DATA EXTRACT: Begin

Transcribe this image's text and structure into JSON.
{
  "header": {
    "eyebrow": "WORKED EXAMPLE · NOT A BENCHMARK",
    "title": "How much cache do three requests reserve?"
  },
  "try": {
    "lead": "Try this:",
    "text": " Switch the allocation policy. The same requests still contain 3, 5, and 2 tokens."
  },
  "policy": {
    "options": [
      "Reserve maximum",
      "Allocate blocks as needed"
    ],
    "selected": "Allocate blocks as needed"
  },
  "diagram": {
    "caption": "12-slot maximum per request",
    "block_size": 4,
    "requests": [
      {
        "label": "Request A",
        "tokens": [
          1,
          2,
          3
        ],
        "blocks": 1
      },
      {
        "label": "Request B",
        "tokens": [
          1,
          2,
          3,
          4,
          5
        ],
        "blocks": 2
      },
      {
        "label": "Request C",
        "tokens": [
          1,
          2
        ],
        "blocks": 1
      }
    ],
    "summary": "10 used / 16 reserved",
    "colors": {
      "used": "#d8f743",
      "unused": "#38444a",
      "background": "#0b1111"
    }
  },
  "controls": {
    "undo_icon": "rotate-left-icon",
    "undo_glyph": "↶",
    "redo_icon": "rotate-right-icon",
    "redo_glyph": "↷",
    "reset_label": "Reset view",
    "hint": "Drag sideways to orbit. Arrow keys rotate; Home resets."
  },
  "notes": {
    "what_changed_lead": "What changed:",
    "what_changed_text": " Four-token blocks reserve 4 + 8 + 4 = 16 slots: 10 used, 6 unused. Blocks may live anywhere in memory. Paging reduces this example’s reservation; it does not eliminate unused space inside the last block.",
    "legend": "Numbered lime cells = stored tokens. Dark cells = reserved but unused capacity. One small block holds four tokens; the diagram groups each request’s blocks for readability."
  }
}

DATA EXTRACT: End

» **WHAT YOU ARE ASKED TO DO**
Please return every line of the data, unaltered.

» **PROBLEM SOLUTION**
Transcribe this image's text and structure into JSON.
{
  "header": {
    "eyebrow": "WORKED EXAMPLE · NOT A BENCHMARK",
    "title": "How much cache do three requests reserve?"
  },
  "try": {
    "lead": "Try this:",
    "text": " Switch the allocation policy. The same requests still contain 3, 5, and 2 tokens."
  },
  "policy": {
    "options": [
      "Reserve maximum",
      "Allocate blocks as needed"
    ],
    "selected": "Allocate blocks as needed"
  },
  "diagram": {
    "caption": "12-slot maximum per request",
    "block_size": 4,
    "requests": [
      {
        "label": "Request A",
        "tokens": [
          1,
          2,
          3
        ],
        "blocks": 1
      },
      {
        "label": "Request B",
        "tokens": [
          1,
          2,
          3,
          4,
          5
        ],
        "blocks": 2
      },
      {
        "label": "Request C",
        "tokens": [
          1,
          2
        ],
        "blocks": 1
      }
    ],
    "summary": "10 used / 16 reserved",
    "colors": {
      "used": "#d8f743",
      "unused": "#38444a",
      "background": "#0b1111"
    }
  },
  "controls": {
    "undo_icon": "rotate-left-icon",
    "undo_glyph": "↶",
    "redo_icon": "rotate-right-icon",
    "redo_glyph": "↷",
    "reset_label": "Reset view",
    "hint": "Drag sideways to orbit. Arrow keys rotate; Home resets."
  },
  "notes": {
    "what_changed_lead": "What changed:",
    "what_changed_text": " Four-token blocks reserve 4 + 8 + 4 = 16 slots: 10 used, 6 unused. Blocks may live anywhere in memory. Paging reduces this example’s reservation; it does not eliminate unused space inside the last block.",
    "legend": "Numbered lime cells = stored tokens. Dark cells = reserved but unused capacity. One small block holds four tokens; the diagram groups each request’s blocks for readability."
  }
}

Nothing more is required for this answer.